[Stored data entries]

>> Start

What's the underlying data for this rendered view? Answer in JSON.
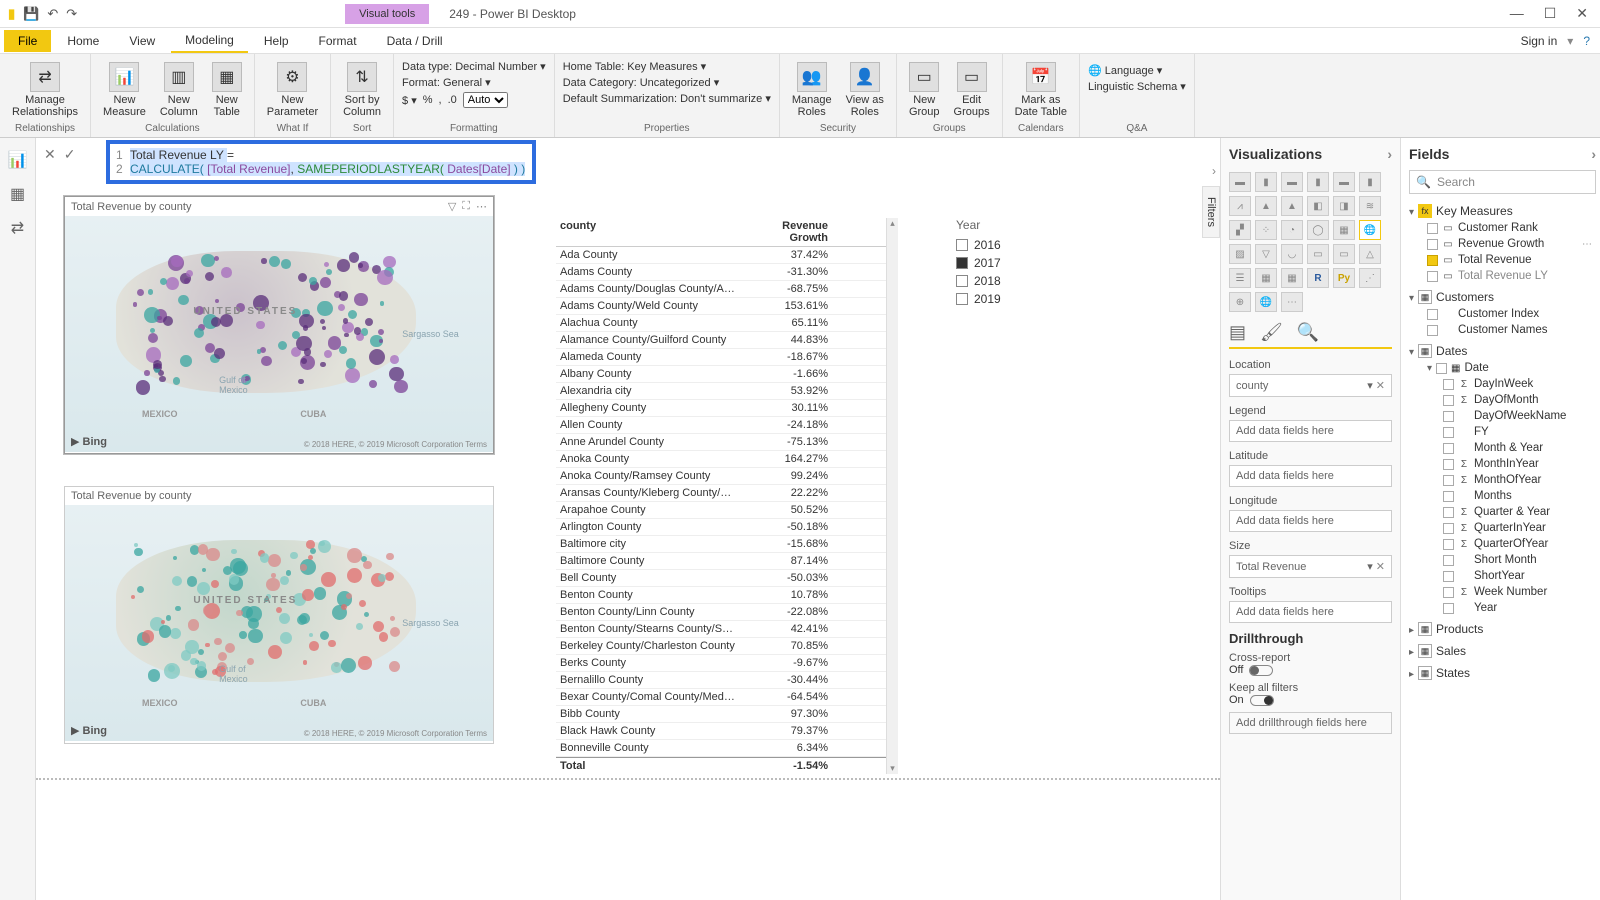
{
  "titlebar": {
    "visual_tools": "Visual tools",
    "title": "249 - Power BI Desktop"
  },
  "menu": {
    "file": "File",
    "home": "Home",
    "view": "View",
    "modeling": "Modeling",
    "help": "Help",
    "format": "Format",
    "datadrill": "Data / Drill",
    "signin": "Sign in"
  },
  "ribbon": {
    "manage_rel": "Manage\nRelationships",
    "rel_group": "Relationships",
    "new_measure": "New\nMeasure",
    "new_column": "New\nColumn",
    "new_table": "New\nTable",
    "new_param": "New\nParameter",
    "sort_by": "Sort by\nColumn",
    "calc_group": "Calculations",
    "whatif_group": "What If",
    "sort_group": "Sort",
    "datatype": "Data type: Decimal Number ▾",
    "format": "Format: General ▾",
    "auto": "Auto",
    "format_group": "Formatting",
    "hometable": "Home Table: Key Measures ▾",
    "datacat": "Data Category: Uncategorized ▾",
    "defsum": "Default Summarization: Don't summarize ▾",
    "prop_group": "Properties",
    "manage_roles": "Manage\nRoles",
    "view_as": "View as\nRoles",
    "sec_group": "Security",
    "new_group": "New\nGroup",
    "edit_groups": "Edit\nGroups",
    "groups_group": "Groups",
    "mark_date": "Mark as\nDate Table",
    "cal_group": "Calendars",
    "language": "Language ▾",
    "ling": "Linguistic Schema ▾",
    "qa_group": "Q&A"
  },
  "formula": {
    "line1_pre": "Total Revenue LY ",
    "eq": "=",
    "calc": "CALCULATE(",
    "fld1": " [Total Revenue]",
    "comma": ", ",
    "fn": "SAMEPERIODLASTYEAR(",
    "fld2": " Dates[Date] ",
    "close": ") )"
  },
  "map1": {
    "title": "Total Revenue by county",
    "bing": "Bing",
    "us": "UNITED STATES",
    "sea": "Sargasso Sea",
    "gulf": "Gulf of\nMexico",
    "mex": "MEXICO",
    "cuba": "CUBA",
    "attrib": "© 2018 HERE, © 2019 Microsoft Corporation  Terms"
  },
  "map2": {
    "title": "Total Revenue by county",
    "bing": "Bing",
    "us": "UNITED STATES",
    "sea": "Sargasso Sea",
    "gulf": "Gulf of\nMexico",
    "mex": "MEXICO",
    "cuba": "CUBA",
    "attrib": "© 2018 HERE, © 2019 Microsoft Corporation  Terms"
  },
  "table": {
    "h1": "county",
    "h2": "Revenue Growth",
    "rows": [
      {
        "c": "Ada County",
        "v": "37.42%"
      },
      {
        "c": "Adams County",
        "v": "-31.30%"
      },
      {
        "c": "Adams County/Douglas County/A…",
        "v": "-68.75%"
      },
      {
        "c": "Adams County/Weld County",
        "v": "153.61%"
      },
      {
        "c": "Alachua County",
        "v": "65.11%"
      },
      {
        "c": "Alamance County/Guilford County",
        "v": "44.83%"
      },
      {
        "c": "Alameda County",
        "v": "-18.67%"
      },
      {
        "c": "Albany County",
        "v": "-1.66%"
      },
      {
        "c": "Alexandria city",
        "v": "53.92%"
      },
      {
        "c": "Allegheny County",
        "v": "30.11%"
      },
      {
        "c": "Allen County",
        "v": "-24.18%"
      },
      {
        "c": "Anne Arundel County",
        "v": "-75.13%"
      },
      {
        "c": "Anoka County",
        "v": "164.27%"
      },
      {
        "c": "Anoka County/Ramsey County",
        "v": "99.24%"
      },
      {
        "c": "Aransas County/Kleberg County/…",
        "v": "22.22%"
      },
      {
        "c": "Arapahoe County",
        "v": "50.52%"
      },
      {
        "c": "Arlington County",
        "v": "-50.18%"
      },
      {
        "c": "Baltimore city",
        "v": "-15.68%"
      },
      {
        "c": "Baltimore County",
        "v": "87.14%"
      },
      {
        "c": "Bell County",
        "v": "-50.03%"
      },
      {
        "c": "Benton County",
        "v": "10.78%"
      },
      {
        "c": "Benton County/Linn County",
        "v": "-22.08%"
      },
      {
        "c": "Benton County/Stearns County/S…",
        "v": "42.41%"
      },
      {
        "c": "Berkeley County/Charleston County",
        "v": "70.85%"
      },
      {
        "c": "Berks County",
        "v": "-9.67%"
      },
      {
        "c": "Bernalillo County",
        "v": "-30.44%"
      },
      {
        "c": "Bexar County/Comal County/Med…",
        "v": "-64.54%"
      },
      {
        "c": "Bibb County",
        "v": "97.30%"
      },
      {
        "c": "Black Hawk County",
        "v": "79.37%"
      },
      {
        "c": "Bonneville County",
        "v": "6.34%"
      }
    ],
    "total_l": "Total",
    "total_v": "-1.54%"
  },
  "slicer": {
    "header": "Year",
    "opts": [
      {
        "l": "2016",
        "checked": false
      },
      {
        "l": "2017",
        "checked": true
      },
      {
        "l": "2018",
        "checked": false
      },
      {
        "l": "2019",
        "checked": false
      }
    ]
  },
  "filters_label": "Filters",
  "viz": {
    "header": "Visualizations",
    "wells": {
      "location": "Location",
      "location_v": "county",
      "legend": "Legend",
      "legend_v": "Add data fields here",
      "latitude": "Latitude",
      "latitude_v": "Add data fields here",
      "longitude": "Longitude",
      "longitude_v": "Add data fields here",
      "size": "Size",
      "size_v": "Total Revenue",
      "tooltips": "Tooltips",
      "tooltips_v": "Add data fields here"
    },
    "drill": "Drillthrough",
    "cross": "Cross-report",
    "off": "Off",
    "keep": "Keep all filters",
    "on": "On",
    "adddrill": "Add drillthrough fields here"
  },
  "fields": {
    "header": "Fields",
    "search": "Search",
    "key": "Key Measures",
    "km": [
      {
        "n": "Customer Rank",
        "chk": false,
        "calc": true
      },
      {
        "n": "Revenue Growth",
        "chk": false,
        "calc": true,
        "more": true
      },
      {
        "n": "Total Revenue",
        "chk": true,
        "calc": true
      },
      {
        "n": "Total Revenue LY",
        "chk": false,
        "calc": true,
        "sel": true
      }
    ],
    "customers": "Customers",
    "cu": [
      {
        "n": "Customer Index"
      },
      {
        "n": "Customer Names"
      }
    ],
    "dates": "Dates",
    "date_h": "Date",
    "dt": [
      {
        "n": "DayInWeek",
        "sig": "Σ"
      },
      {
        "n": "DayOfMonth",
        "sig": "Σ"
      },
      {
        "n": "DayOfWeekName"
      },
      {
        "n": "FY"
      },
      {
        "n": "Month & Year"
      },
      {
        "n": "MonthInYear",
        "sig": "Σ"
      },
      {
        "n": "MonthOfYear",
        "sig": "Σ"
      },
      {
        "n": "Months"
      },
      {
        "n": "Quarter & Year",
        "sig": "Σ"
      },
      {
        "n": "QuarterInYear",
        "sig": "Σ"
      },
      {
        "n": "QuarterOfYear",
        "sig": "Σ"
      },
      {
        "n": "Short Month"
      },
      {
        "n": "ShortYear"
      },
      {
        "n": "Week Number",
        "sig": "Σ"
      },
      {
        "n": "Year"
      }
    ],
    "products": "Products",
    "sales": "Sales",
    "states": "States"
  }
}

>> End

TASK: Every line of the records that includes the word "header" should be gathered.

PROBLEM SOLUTION:
    "header": "Year",
    "header": "Visualizations",
    "header": "Fields",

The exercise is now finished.